>> START Given data

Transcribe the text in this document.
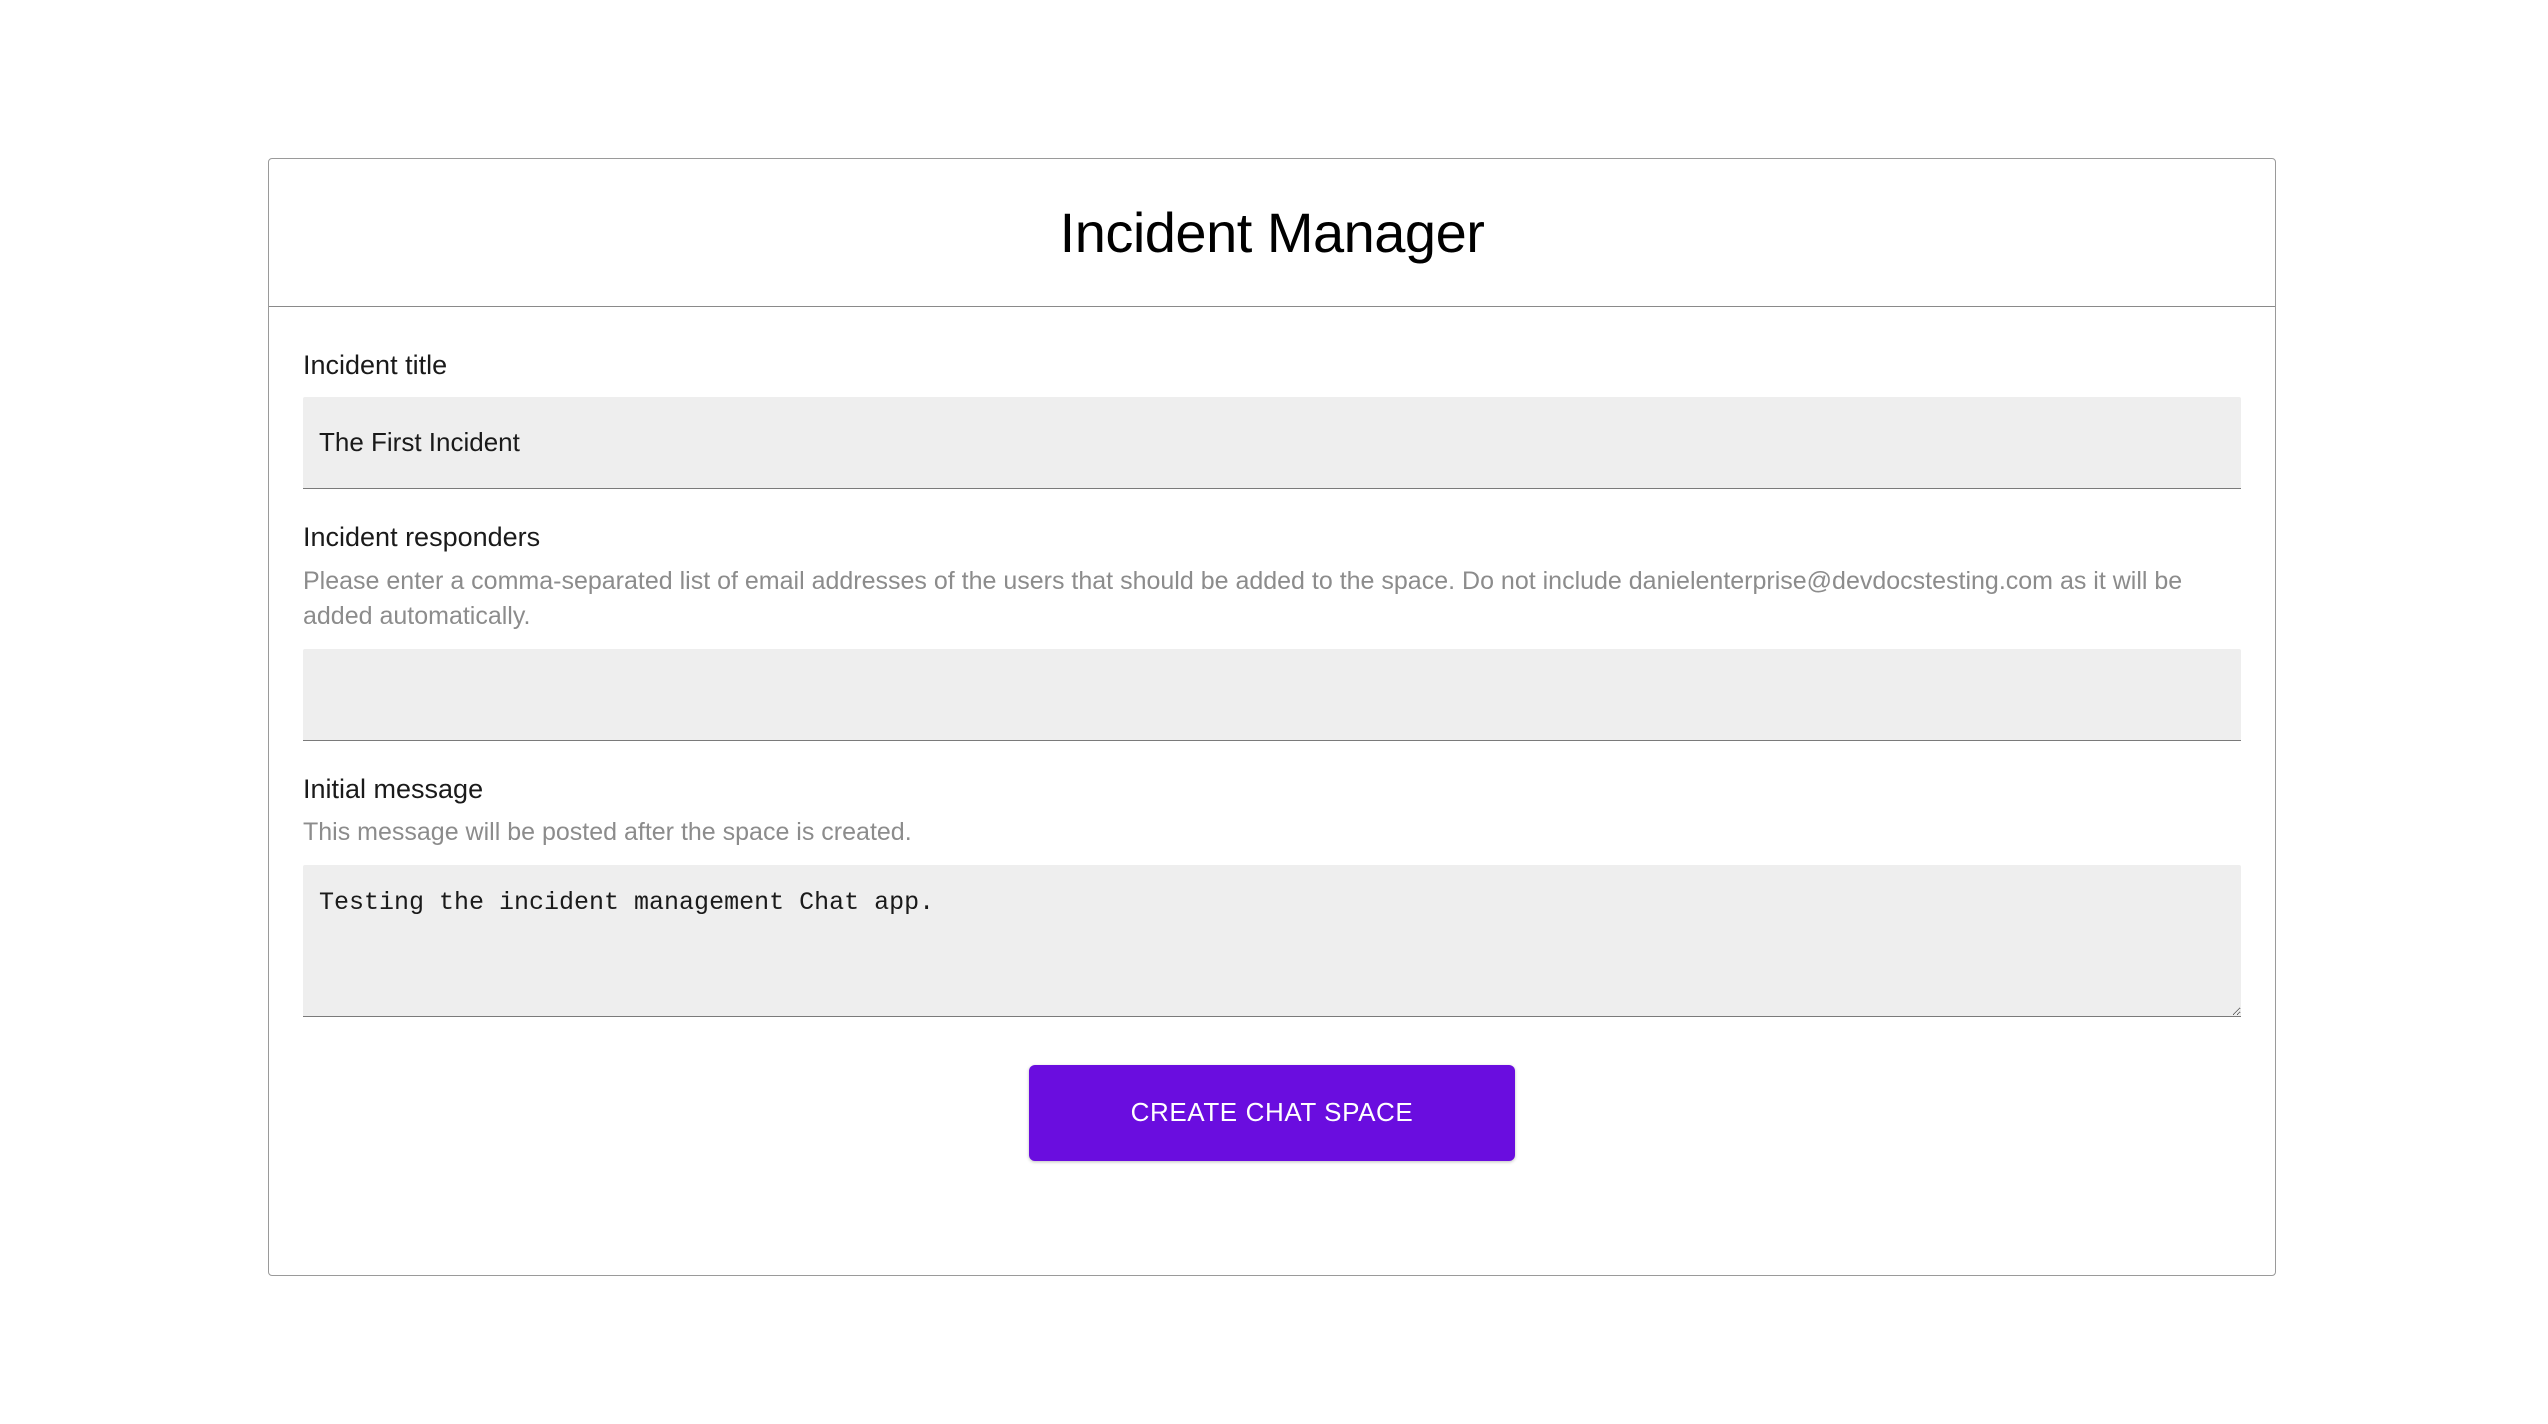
Incident Manager
Incident title
The First Incident
Incident responders
Please enter a comma-separated list of email addresses of the users that should be added to the space. Do not include danielenterprise@devdocstesting.com as it will be added automatically.
Initial message
This message will be posted after the space is created.
Testing the incident management Chat app.
CREATE CHAT SPACE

>> END Given data

§ Your goal: In the listing, find each line with the string "will" and copy it.

§ Written solution:
Please enter a comma-separated list of email addresses of the users that should be added to the space. Do not include danielenterprise@devdocstesting.com as it will be added automatically.
This message will be posted after the space is created.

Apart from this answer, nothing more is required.